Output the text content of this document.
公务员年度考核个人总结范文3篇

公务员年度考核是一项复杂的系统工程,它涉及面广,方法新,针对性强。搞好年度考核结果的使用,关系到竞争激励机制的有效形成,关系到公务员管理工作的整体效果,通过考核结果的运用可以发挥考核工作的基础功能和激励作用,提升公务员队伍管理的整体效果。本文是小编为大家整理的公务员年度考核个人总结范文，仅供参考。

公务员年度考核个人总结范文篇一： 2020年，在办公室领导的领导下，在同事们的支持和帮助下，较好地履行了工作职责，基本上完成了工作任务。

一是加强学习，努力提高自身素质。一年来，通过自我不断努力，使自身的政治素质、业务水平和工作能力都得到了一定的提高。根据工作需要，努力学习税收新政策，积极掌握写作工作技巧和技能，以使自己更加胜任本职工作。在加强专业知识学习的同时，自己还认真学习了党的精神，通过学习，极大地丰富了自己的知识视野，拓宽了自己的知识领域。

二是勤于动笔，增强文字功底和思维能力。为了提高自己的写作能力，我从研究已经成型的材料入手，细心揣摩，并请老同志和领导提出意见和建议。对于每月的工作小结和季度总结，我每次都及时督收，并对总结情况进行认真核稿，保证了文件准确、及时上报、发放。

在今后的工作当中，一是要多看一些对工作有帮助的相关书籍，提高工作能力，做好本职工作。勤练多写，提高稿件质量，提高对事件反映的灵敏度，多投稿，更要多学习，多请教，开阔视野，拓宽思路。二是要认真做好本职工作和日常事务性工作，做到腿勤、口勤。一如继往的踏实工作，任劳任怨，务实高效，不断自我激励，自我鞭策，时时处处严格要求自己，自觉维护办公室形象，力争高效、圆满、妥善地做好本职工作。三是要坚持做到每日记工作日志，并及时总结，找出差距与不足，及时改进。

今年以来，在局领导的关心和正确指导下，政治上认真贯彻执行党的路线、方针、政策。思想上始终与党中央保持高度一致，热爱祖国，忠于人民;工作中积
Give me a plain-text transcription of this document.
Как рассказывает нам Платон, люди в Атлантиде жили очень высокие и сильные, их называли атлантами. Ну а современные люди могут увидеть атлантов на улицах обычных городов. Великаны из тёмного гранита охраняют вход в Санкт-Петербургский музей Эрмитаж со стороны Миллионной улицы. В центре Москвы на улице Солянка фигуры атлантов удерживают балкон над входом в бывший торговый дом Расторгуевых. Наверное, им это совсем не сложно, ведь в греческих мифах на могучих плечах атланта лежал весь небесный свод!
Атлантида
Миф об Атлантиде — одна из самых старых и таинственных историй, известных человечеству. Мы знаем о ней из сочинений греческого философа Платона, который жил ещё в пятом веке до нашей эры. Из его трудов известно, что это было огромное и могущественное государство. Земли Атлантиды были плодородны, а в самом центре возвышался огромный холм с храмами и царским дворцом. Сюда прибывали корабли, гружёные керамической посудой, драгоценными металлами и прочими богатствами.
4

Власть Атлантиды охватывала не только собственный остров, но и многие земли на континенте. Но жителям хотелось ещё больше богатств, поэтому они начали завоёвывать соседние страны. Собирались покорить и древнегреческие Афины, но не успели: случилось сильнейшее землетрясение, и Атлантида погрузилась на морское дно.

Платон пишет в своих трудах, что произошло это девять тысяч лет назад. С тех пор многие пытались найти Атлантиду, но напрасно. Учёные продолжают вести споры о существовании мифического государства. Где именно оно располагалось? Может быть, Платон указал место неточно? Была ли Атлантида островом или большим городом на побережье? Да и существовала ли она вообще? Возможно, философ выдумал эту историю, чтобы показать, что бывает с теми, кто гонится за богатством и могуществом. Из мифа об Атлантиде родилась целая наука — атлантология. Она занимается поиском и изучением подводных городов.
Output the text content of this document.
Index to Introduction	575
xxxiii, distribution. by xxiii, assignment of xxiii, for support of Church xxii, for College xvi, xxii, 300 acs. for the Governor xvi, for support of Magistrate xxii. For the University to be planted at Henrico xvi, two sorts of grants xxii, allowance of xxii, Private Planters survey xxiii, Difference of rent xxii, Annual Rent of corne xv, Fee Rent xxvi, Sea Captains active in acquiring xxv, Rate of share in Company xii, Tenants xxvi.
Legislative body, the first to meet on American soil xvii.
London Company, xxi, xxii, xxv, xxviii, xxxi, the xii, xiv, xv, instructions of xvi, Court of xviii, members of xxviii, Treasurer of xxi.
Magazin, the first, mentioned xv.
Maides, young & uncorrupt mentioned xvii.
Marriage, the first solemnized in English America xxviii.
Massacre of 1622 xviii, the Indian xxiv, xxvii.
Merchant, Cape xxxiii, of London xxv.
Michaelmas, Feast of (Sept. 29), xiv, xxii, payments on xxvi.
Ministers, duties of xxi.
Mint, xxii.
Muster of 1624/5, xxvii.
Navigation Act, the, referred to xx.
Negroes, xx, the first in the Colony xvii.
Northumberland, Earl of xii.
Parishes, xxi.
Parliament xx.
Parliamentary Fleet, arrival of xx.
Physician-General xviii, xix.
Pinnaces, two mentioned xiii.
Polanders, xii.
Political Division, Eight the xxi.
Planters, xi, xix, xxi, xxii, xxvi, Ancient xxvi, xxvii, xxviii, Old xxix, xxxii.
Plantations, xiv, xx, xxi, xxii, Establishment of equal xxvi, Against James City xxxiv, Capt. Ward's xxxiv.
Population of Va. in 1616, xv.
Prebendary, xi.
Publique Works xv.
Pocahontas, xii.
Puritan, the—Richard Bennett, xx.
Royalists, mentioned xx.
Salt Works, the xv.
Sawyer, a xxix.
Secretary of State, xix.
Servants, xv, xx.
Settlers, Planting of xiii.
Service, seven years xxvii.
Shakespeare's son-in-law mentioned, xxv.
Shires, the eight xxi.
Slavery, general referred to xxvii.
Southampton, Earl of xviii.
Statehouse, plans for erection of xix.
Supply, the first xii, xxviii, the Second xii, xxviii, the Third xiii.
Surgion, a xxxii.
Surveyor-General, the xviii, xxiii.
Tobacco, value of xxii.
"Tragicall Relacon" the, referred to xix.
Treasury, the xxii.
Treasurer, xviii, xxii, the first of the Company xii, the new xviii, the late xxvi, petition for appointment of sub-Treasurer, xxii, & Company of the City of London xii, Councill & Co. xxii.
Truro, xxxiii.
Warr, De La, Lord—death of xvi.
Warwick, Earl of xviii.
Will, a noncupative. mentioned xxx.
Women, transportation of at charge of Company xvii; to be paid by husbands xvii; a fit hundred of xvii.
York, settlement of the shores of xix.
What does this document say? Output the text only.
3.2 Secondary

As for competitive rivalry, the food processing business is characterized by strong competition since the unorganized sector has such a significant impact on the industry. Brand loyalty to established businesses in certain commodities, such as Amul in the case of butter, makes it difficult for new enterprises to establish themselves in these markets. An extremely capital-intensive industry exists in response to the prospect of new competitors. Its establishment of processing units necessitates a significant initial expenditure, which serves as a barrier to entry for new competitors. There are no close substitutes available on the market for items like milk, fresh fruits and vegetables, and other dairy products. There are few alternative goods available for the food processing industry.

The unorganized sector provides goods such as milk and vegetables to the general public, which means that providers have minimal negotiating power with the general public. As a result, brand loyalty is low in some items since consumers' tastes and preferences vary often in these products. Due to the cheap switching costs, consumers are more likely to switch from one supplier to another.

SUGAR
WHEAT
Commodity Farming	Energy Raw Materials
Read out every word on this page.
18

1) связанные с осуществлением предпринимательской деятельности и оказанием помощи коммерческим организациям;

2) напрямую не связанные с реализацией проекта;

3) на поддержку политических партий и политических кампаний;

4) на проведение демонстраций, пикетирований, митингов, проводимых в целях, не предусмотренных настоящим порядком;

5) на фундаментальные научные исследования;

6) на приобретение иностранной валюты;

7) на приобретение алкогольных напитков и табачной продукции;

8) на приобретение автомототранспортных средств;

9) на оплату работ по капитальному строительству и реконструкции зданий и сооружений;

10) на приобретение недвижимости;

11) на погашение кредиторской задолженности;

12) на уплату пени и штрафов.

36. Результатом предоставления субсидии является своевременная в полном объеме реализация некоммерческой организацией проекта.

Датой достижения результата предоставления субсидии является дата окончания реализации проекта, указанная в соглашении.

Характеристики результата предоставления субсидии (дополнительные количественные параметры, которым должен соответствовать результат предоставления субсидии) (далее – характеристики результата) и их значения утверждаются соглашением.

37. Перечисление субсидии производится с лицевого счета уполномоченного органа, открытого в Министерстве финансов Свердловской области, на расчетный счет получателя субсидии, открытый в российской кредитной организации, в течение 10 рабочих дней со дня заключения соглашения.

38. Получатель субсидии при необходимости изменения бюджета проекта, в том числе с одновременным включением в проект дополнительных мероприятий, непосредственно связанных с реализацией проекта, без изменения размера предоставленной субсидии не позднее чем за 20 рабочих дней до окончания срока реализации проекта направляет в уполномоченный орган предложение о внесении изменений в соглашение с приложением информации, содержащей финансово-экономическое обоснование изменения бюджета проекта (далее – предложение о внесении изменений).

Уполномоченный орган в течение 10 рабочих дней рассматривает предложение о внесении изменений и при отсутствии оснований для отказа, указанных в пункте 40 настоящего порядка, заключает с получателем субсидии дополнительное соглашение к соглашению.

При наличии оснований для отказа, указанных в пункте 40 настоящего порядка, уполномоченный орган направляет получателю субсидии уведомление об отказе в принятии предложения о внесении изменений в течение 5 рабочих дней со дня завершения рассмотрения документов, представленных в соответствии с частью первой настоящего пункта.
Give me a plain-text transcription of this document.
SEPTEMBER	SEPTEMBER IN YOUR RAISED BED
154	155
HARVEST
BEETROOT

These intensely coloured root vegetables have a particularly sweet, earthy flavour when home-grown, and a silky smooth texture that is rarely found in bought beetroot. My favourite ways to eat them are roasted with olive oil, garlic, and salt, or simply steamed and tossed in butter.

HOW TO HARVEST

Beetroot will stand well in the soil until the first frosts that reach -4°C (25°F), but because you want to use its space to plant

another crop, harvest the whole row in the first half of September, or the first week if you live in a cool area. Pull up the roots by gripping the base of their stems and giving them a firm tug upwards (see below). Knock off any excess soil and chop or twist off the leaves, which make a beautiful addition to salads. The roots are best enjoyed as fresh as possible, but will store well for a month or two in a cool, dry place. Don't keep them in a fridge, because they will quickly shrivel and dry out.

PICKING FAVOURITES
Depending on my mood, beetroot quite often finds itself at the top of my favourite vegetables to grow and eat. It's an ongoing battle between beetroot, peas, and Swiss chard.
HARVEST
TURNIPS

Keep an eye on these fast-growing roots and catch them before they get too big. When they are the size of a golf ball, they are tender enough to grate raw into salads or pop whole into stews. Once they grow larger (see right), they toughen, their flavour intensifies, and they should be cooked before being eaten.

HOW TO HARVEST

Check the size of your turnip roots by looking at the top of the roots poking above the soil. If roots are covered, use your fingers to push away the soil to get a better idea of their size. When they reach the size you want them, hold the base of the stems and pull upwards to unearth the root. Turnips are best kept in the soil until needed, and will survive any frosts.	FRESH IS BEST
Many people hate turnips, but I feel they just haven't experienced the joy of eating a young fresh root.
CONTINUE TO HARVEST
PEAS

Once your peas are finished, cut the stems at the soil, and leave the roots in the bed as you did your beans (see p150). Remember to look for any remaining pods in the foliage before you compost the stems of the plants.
****************
#### Task brief:
Identify all lines in the records above with the word "предоставления".

#### Result of the task:
36. Результатом предоставления субсидии является своевременная в полном объеме реализация некоммерческой организацией проекта.
Датой достижения результата предоставления субсидии является дата окончания реализации проекта, указанная в соглашении.
Характеристики результата предоставления субсидии (дополнительные количественные параметры, которым должен соответствовать результат предоставления субсидии) (далее – характеристики результата) и их значения утверждаются соглашением.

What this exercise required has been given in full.